* _Task objective_: Leave out the pictures and repeat the rest of the material exactly.

* _Figure content listings_:
◇ ◇ ◇ ◇ ◇
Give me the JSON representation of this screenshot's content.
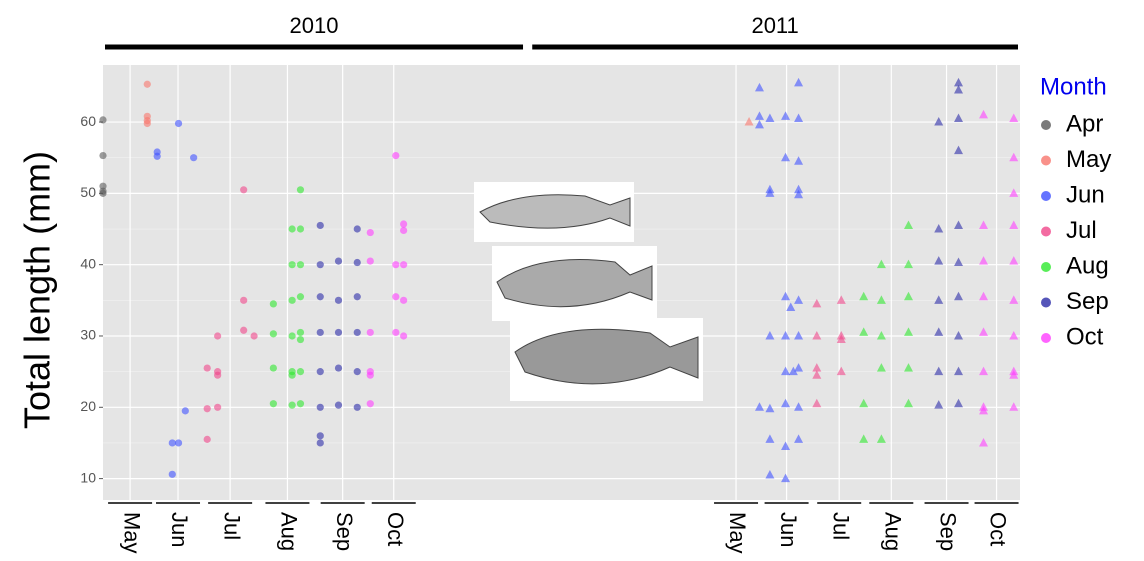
{
  "chart_data": {
    "type": "scatter",
    "y_label": "Total length (mm)",
    "legend_title": "Month",
    "legend_title_color": "#0000ee",
    "ylim": [
      7,
      68
    ],
    "yticks": [
      10,
      20,
      30,
      40,
      50,
      60
    ],
    "xlim": [
      0,
      17.6
    ],
    "facets": [
      {
        "label": "2010",
        "marker": "circle",
        "xlim": [
          0,
          8.1
        ]
      },
      {
        "label": "2011",
        "marker": "triangle",
        "xlim": [
          8.2,
          17.6
        ]
      }
    ],
    "xticks": [
      {
        "value": 0.52,
        "label": "May"
      },
      {
        "value": 1.44,
        "label": "Jun"
      },
      {
        "value": 2.44,
        "label": "Jul"
      },
      {
        "value": 3.54,
        "label": "Aug"
      },
      {
        "value": 4.6,
        "label": "Sep"
      },
      {
        "value": 5.58,
        "label": "Oct"
      },
      {
        "value": 12.15,
        "label": "May"
      },
      {
        "value": 13.12,
        "label": "Jun"
      },
      {
        "value": 14.13,
        "label": "Jul"
      },
      {
        "value": 15.13,
        "label": "Aug"
      },
      {
        "value": 16.19,
        "label": "Sep"
      },
      {
        "value": 17.15,
        "label": "Oct"
      }
    ],
    "grid": true,
    "series": [
      {
        "name": "Apr",
        "color": "#595959",
        "x": [
          0,
          0,
          0,
          0,
          0
        ],
        "values": [
          60.3,
          55.3,
          51,
          50.3,
          50
        ]
      },
      {
        "name": "May",
        "color": "#f8766d",
        "x": [
          0.85,
          0.85,
          0.85,
          0.85,
          12.4
        ],
        "values": [
          65.3,
          60.8,
          60.2,
          59.8,
          60
        ]
      },
      {
        "name": "Jun",
        "color": "#3f51ff",
        "x": [
          1.04,
          1.04,
          1.33,
          1.45,
          1.33,
          1.45,
          1.58,
          1.74,
          12.6,
          12.6,
          12.6,
          12.8,
          12.8,
          12.8,
          12.8,
          12.8,
          12.8,
          12.8,
          12.6,
          13.1,
          13.1,
          13.1,
          13.1,
          13.1,
          13.1,
          13.1,
          13.1,
          13.35,
          13.35,
          13.35,
          13.35,
          13.35,
          13.35,
          13.35,
          13.35,
          13.35,
          13.35,
          13.2,
          13.25
        ],
        "values": [
          55.8,
          55.2,
          15,
          15,
          10.6,
          59.8,
          19.5,
          55,
          64.8,
          60.8,
          59.6,
          60.5,
          50.5,
          50,
          19.8,
          15.5,
          10.5,
          30,
          20,
          60.8,
          55,
          35.5,
          20.5,
          10,
          14.5,
          25,
          30,
          65.5,
          60.5,
          54.5,
          50.5,
          49.8,
          35,
          30,
          25.5,
          20,
          15.5,
          34,
          25
        ]
      },
      {
        "name": "Jul",
        "color": "#f0468a",
        "x": [
          2.0,
          2.0,
          2.0,
          2.2,
          2.2,
          2.2,
          2.2,
          2.7,
          2.7,
          2.7,
          2.9,
          13.7,
          13.7,
          13.7,
          13.7,
          13.7,
          14.17,
          14.17,
          14.17,
          14.17
        ],
        "values": [
          15.5,
          19.8,
          25.5,
          30,
          25,
          20,
          24.5,
          50.5,
          35,
          30.8,
          30,
          34.5,
          30,
          25.5,
          24.5,
          20.5,
          30,
          29.5,
          25,
          35
        ]
      },
      {
        "name": "Aug",
        "color": "#2ee82e",
        "x": [
          3.27,
          3.27,
          3.27,
          3.27,
          3.63,
          3.63,
          3.63,
          3.63,
          3.63,
          3.63,
          3.63,
          3.79,
          3.79,
          3.79,
          3.79,
          3.79,
          3.79,
          3.79,
          3.79,
          14.6,
          14.6,
          14.6,
          14.6,
          14.94,
          14.94,
          14.94,
          14.94,
          14.94,
          15.46,
          15.46,
          15.46,
          15.46,
          15.46,
          15.46
        ],
        "values": [
          34.5,
          30.3,
          25.5,
          20.5,
          45,
          40,
          35,
          30,
          25,
          24.5,
          20.3,
          50.5,
          45,
          40,
          35.5,
          30.5,
          25,
          20.5,
          29.5,
          35.5,
          30.5,
          20.5,
          15.5,
          40,
          35,
          30,
          25.5,
          15.5,
          45.5,
          40,
          35.5,
          30.5,
          25.5,
          20.5
        ]
      },
      {
        "name": "Sep",
        "color": "#2b2ba8",
        "x": [
          4.17,
          4.17,
          4.17,
          4.17,
          4.17,
          4.17,
          4.17,
          4.17,
          4.52,
          4.52,
          4.52,
          4.52,
          4.52,
          4.88,
          4.88,
          4.88,
          4.88,
          4.88,
          4.88,
          16.04,
          16.04,
          16.04,
          16.04,
          16.04,
          16.04,
          16.04,
          16.42,
          16.42,
          16.42,
          16.42,
          16.42,
          16.42,
          16.42,
          16.42,
          16.42,
          16.42
        ],
        "values": [
          45.5,
          40,
          35.5,
          30.5,
          25,
          20,
          15,
          16,
          40.5,
          35,
          30.5,
          25.5,
          20.3,
          45,
          40.3,
          35.5,
          30.5,
          25,
          20,
          60,
          45,
          40.5,
          35,
          30.5,
          25,
          20.3,
          65.5,
          64.5,
          60.5,
          56,
          45.5,
          40.3,
          35.5,
          30,
          25,
          20.5
        ]
      },
      {
        "name": "Oct",
        "color": "#ff3dff",
        "x": [
          5.13,
          5.13,
          5.13,
          5.13,
          5.13,
          5.13,
          5.62,
          5.62,
          5.62,
          5.62,
          5.77,
          5.77,
          5.77,
          5.77,
          5.77,
          16.9,
          16.9,
          16.9,
          16.9,
          16.9,
          16.9,
          16.9,
          16.9,
          16.9,
          17.48,
          17.48,
          17.48,
          17.48,
          17.48,
          17.48,
          17.48,
          17.48,
          17.48,
          17.48
        ],
        "values": [
          44.5,
          40.5,
          30.5,
          25,
          24.5,
          20.5,
          55.3,
          40,
          35.5,
          30.5,
          45.7,
          40,
          35,
          30,
          44.8,
          61,
          45.5,
          40.5,
          35.5,
          30.5,
          25,
          20,
          15,
          19.5,
          60.5,
          55,
          50,
          45.5,
          40.5,
          35,
          30,
          25,
          20,
          24.5
        ]
      }
    ]
  }
}
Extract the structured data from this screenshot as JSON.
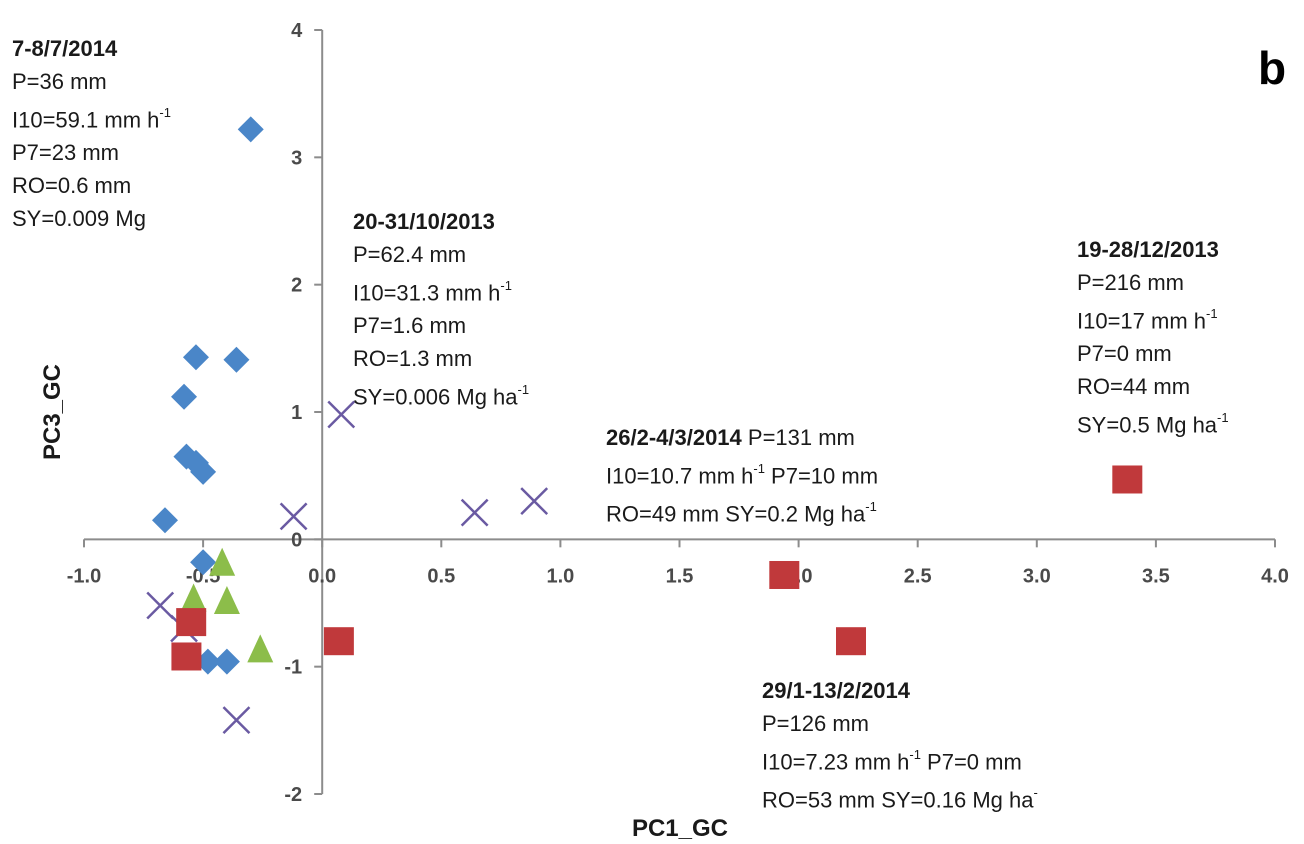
◇ ◇ ◇ ◇ ◇
* _Exercise solution_:
Give me the JSON representation of this screenshot's content.
{
  "chart_data": {
    "type": "scatter",
    "y_label": "Total length (mm)",
    "legend_title": "Month",
    "legend_title_color": "#0000ee",
    "ylim": [
      7,
      68
    ],
    "yticks": [
      10,
      20,
      30,
      40,
      50,
      60
    ],
    "xlim": [
      0,
      17.6
    ],
    "facets": [
      {
        "label": "2010",
        "marker": "circle",
        "xlim": [
          0,
          8.1
        ]
      },
      {
        "label": "2011",
        "marker": "triangle",
        "xlim": [
          8.2,
          17.6
        ]
      }
    ],
    "xticks": [
      {
        "value": 0.52,
        "label": "May"
      },
      {
        "value": 1.44,
        "label": "Jun"
      },
      {
        "value": 2.44,
        "label": "Jul"
      },
      {
        "value": 3.54,
        "label": "Aug"
      },
      {
        "value": 4.6,
        "label": "Sep"
      },
      {
        "value": 5.58,
        "label": "Oct"
      },
      {
        "value": 12.15,
        "label": "May"
      },
      {
        "value": 13.12,
        "label": "Jun"
      },
      {
        "value": 14.13,
        "label": "Jul"
      },
      {
        "value": 15.13,
        "label": "Aug"
      },
      {
        "value": 16.19,
        "label": "Sep"
      },
      {
        "value": 17.15,
        "label": "Oct"
      }
    ],
    "grid": true,
    "series": [
      {
        "name": "Apr",
        "color": "#595959",
        "x": [
          0,
          0,
          0,
          0,
          0
        ],
        "values": [
          60.3,
          55.3,
          51,
          50.3,
          50
        ]
      },
      {
        "name": "May",
        "color": "#f8766d",
        "x": [
          0.85,
          0.85,
          0.85,
          0.85,
          12.4
        ],
        "values": [
          65.3,
          60.8,
          60.2,
          59.8,
          60
        ]
      },
      {
        "name": "Jun",
        "color": "#3f51ff",
        "x": [
          1.04,
          1.04,
          1.33,
          1.45,
          1.33,
          1.45,
          1.58,
          1.74,
          12.6,
          12.6,
          12.6,
          12.8,
          12.8,
          12.8,
          12.8,
          12.8,
          12.8,
          12.8,
          12.6,
          13.1,
          13.1,
          13.1,
          13.1,
          13.1,
          13.1,
          13.1,
          13.1,
          13.35,
          13.35,
          13.35,
          13.35,
          13.35,
          13.35,
          13.35,
          13.35,
          13.35,
          13.35,
          13.2,
          13.25
        ],
        "values": [
          55.8,
          55.2,
          15,
          15,
          10.6,
          59.8,
          19.5,
          55,
          64.8,
          60.8,
          59.6,
          60.5,
          50.5,
          50,
          19.8,
          15.5,
          10.5,
          30,
          20,
          60.8,
          55,
          35.5,
          20.5,
          10,
          14.5,
          25,
          30,
          65.5,
          60.5,
          54.5,
          50.5,
          49.8,
          35,
          30,
          25.5,
          20,
          15.5,
          34,
          25
        ]
      },
      {
        "name": "Jul",
        "color": "#f0468a",
        "x": [
          2.0,
          2.0,
          2.0,
          2.2,
          2.2,
          2.2,
          2.2,
          2.7,
          2.7,
          2.7,
          2.9,
          13.7,
          13.7,
          13.7,
          13.7,
          13.7,
          14.17,
          14.17,
          14.17,
          14.17
        ],
        "values": [
          15.5,
          19.8,
          25.5,
          30,
          25,
          20,
          24.5,
          50.5,
          35,
          30.8,
          30,
          34.5,
          30,
          25.5,
          24.5,
          20.5,
          30,
          29.5,
          25,
          35
        ]
      },
      {
        "name": "Aug",
        "color": "#2ee82e",
        "x": [
          3.27,
          3.27,
          3.27,
          3.27,
          3.63,
          3.63,
          3.63,
          3.63,
          3.63,
          3.63,
          3.63,
          3.79,
          3.79,
          3.79,
          3.79,
          3.79,
          3.79,
          3.79,
          3.79,
          14.6,
          14.6,
          14.6,
          14.6,
          14.94,
          14.94,
          14.94,
          14.94,
          14.94,
          15.46,
          15.46,
          15.46,
          15.46,
          15.46,
          15.46
        ],
        "values": [
          34.5,
          30.3,
          25.5,
          20.5,
          45,
          40,
          35,
          30,
          25,
          24.5,
          20.3,
          50.5,
          45,
          40,
          35.5,
          30.5,
          25,
          20.5,
          29.5,
          35.5,
          30.5,
          20.5,
          15.5,
          40,
          35,
          30,
          25.5,
          15.5,
          45.5,
          40,
          35.5,
          30.5,
          25.5,
          20.5
        ]
      },
      {
        "name": "Sep",
        "color": "#2b2ba8",
        "x": [
          4.17,
          4.17,
          4.17,
          4.17,
          4.17,
          4.17,
          4.17,
          4.17,
          4.52,
          4.52,
          4.52,
          4.52,
          4.52,
          4.88,
          4.88,
          4.88,
          4.88,
          4.88,
          4.88,
          16.04,
          16.04,
          16.04,
          16.04,
          16.04,
          16.04,
          16.04,
          16.42,
          16.42,
          16.42,
          16.42,
          16.42,
          16.42,
          16.42,
          16.42,
          16.42,
          16.42
        ],
        "values": [
          45.5,
          40,
          35.5,
          30.5,
          25,
          20,
          15,
          16,
          40.5,
          35,
          30.5,
          25.5,
          20.3,
          45,
          40.3,
          35.5,
          30.5,
          25,
          20,
          60,
          45,
          40.5,
          35,
          30.5,
          25,
          20.3,
          65.5,
          64.5,
          60.5,
          56,
          45.5,
          40.3,
          35.5,
          30,
          25,
          20.5
        ]
      },
      {
        "name": "Oct",
        "color": "#ff3dff",
        "x": [
          5.13,
          5.13,
          5.13,
          5.13,
          5.13,
          5.13,
          5.62,
          5.62,
          5.62,
          5.62,
          5.77,
          5.77,
          5.77,
          5.77,
          5.77,
          16.9,
          16.9,
          16.9,
          16.9,
          16.9,
          16.9,
          16.9,
          16.9,
          16.9,
          17.48,
          17.48,
          17.48,
          17.48,
          17.48,
          17.48,
          17.48,
          17.48,
          17.48,
          17.48
        ],
        "values": [
          44.5,
          40.5,
          30.5,
          25,
          24.5,
          20.5,
          55.3,
          40,
          35.5,
          30.5,
          45.7,
          40,
          35,
          30,
          44.8,
          61,
          45.5,
          40.5,
          35.5,
          30.5,
          25,
          20,
          15,
          19.5,
          60.5,
          55,
          50,
          45.5,
          40.5,
          35,
          30,
          25,
          20,
          24.5
        ]
      }
    ]
  }
}
Extract the structured data from this screenshot as JSON.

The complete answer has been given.